Your objective —
Copy out the entries in full and with complete accuracy; pictures are excluded.

Stored data
━━━
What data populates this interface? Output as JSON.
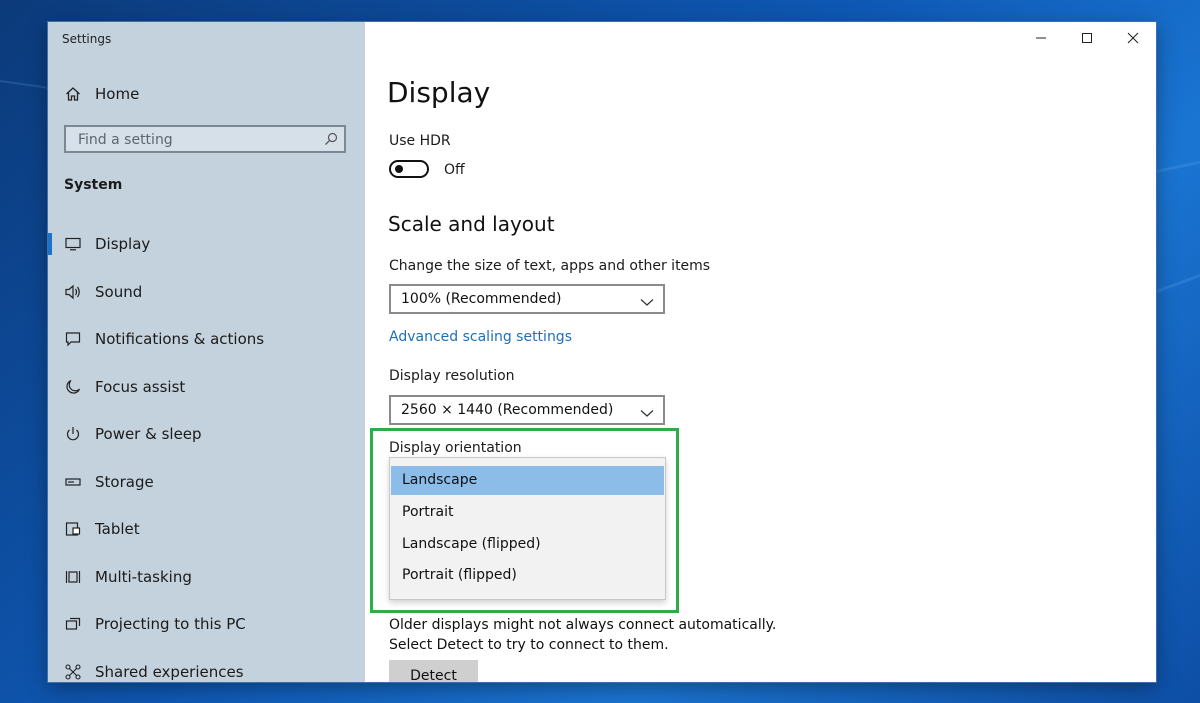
{
  "window": {
    "title": "Settings",
    "controls": {
      "minimize": "minimize-icon",
      "maximize": "maximize-icon",
      "close": "close-icon"
    }
  },
  "sidebar": {
    "home_label": "Home",
    "search_placeholder": "Find a setting",
    "section_title": "System",
    "items": [
      {
        "label": "Display",
        "icon": "monitor-icon",
        "active": true
      },
      {
        "label": "Sound",
        "icon": "speaker-icon"
      },
      {
        "label": "Notifications & actions",
        "icon": "notification-icon"
      },
      {
        "label": "Focus assist",
        "icon": "moon-icon"
      },
      {
        "label": "Power & sleep",
        "icon": "power-icon"
      },
      {
        "label": "Storage",
        "icon": "storage-icon"
      },
      {
        "label": "Tablet",
        "icon": "tablet-icon"
      },
      {
        "label": "Multi-tasking",
        "icon": "multitasking-icon"
      },
      {
        "label": "Projecting to this PC",
        "icon": "projecting-icon"
      },
      {
        "label": "Shared experiences",
        "icon": "shared-icon"
      }
    ]
  },
  "main": {
    "page_title": "Display",
    "hdr": {
      "label": "Use HDR",
      "state": "Off"
    },
    "scale_heading": "Scale and layout",
    "scale_label": "Change the size of text, apps and other items",
    "scale_value": "100% (Recommended)",
    "advanced_link": "Advanced scaling settings",
    "resolution_label": "Display resolution",
    "resolution_value": "2560 × 1440 (Recommended)",
    "orientation_label": "Display orientation",
    "orientation_options": [
      "Landscape",
      "Portrait",
      "Landscape (flipped)",
      "Portrait (flipped)"
    ],
    "orientation_selected": "Landscape",
    "detect_note": "Older displays might not always connect automatically. Select Detect to try to connect to them.",
    "detect_button": "Detect"
  },
  "colors": {
    "accent": "#1a73c8",
    "sidebar_bg": "#c4d2dd",
    "selected_option": "#8cbde9",
    "highlight_box": "#2eab4b",
    "link": "#1f6fb8"
  }
}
━━━
Answer for this exercise —
What data populates this interface? Output as JSON.
{
  "window": {
    "title": "Settings",
    "controls": {
      "minimize": "minimize-icon",
      "maximize": "maximize-icon",
      "close": "close-icon"
    }
  },
  "sidebar": {
    "home_label": "Home",
    "search_placeholder": "Find a setting",
    "section_title": "System",
    "items": [
      {
        "label": "Display",
        "icon": "monitor-icon",
        "active": true
      },
      {
        "label": "Sound",
        "icon": "speaker-icon"
      },
      {
        "label": "Notifications & actions",
        "icon": "notification-icon"
      },
      {
        "label": "Focus assist",
        "icon": "moon-icon"
      },
      {
        "label": "Power & sleep",
        "icon": "power-icon"
      },
      {
        "label": "Storage",
        "icon": "storage-icon"
      },
      {
        "label": "Tablet",
        "icon": "tablet-icon"
      },
      {
        "label": "Multi-tasking",
        "icon": "multitasking-icon"
      },
      {
        "label": "Projecting to this PC",
        "icon": "projecting-icon"
      },
      {
        "label": "Shared experiences",
        "icon": "shared-icon"
      }
    ]
  },
  "main": {
    "page_title": "Display",
    "hdr": {
      "label": "Use HDR",
      "state": "Off"
    },
    "scale_heading": "Scale and layout",
    "scale_label": "Change the size of text, apps and other items",
    "scale_value": "100% (Recommended)",
    "advanced_link": "Advanced scaling settings",
    "resolution_label": "Display resolution",
    "resolution_value": "2560 × 1440 (Recommended)",
    "orientation_label": "Display orientation",
    "orientation_options": [
      "Landscape",
      "Portrait",
      "Landscape (flipped)",
      "Portrait (flipped)"
    ],
    "orientation_selected": "Landscape",
    "detect_note": "Older displays might not always connect automatically. Select Detect to try to connect to them.",
    "detect_button": "Detect"
  },
  "colors": {
    "accent": "#1a73c8",
    "sidebar_bg": "#c4d2dd",
    "selected_option": "#8cbde9",
    "highlight_box": "#2eab4b",
    "link": "#1f6fb8"
  }
}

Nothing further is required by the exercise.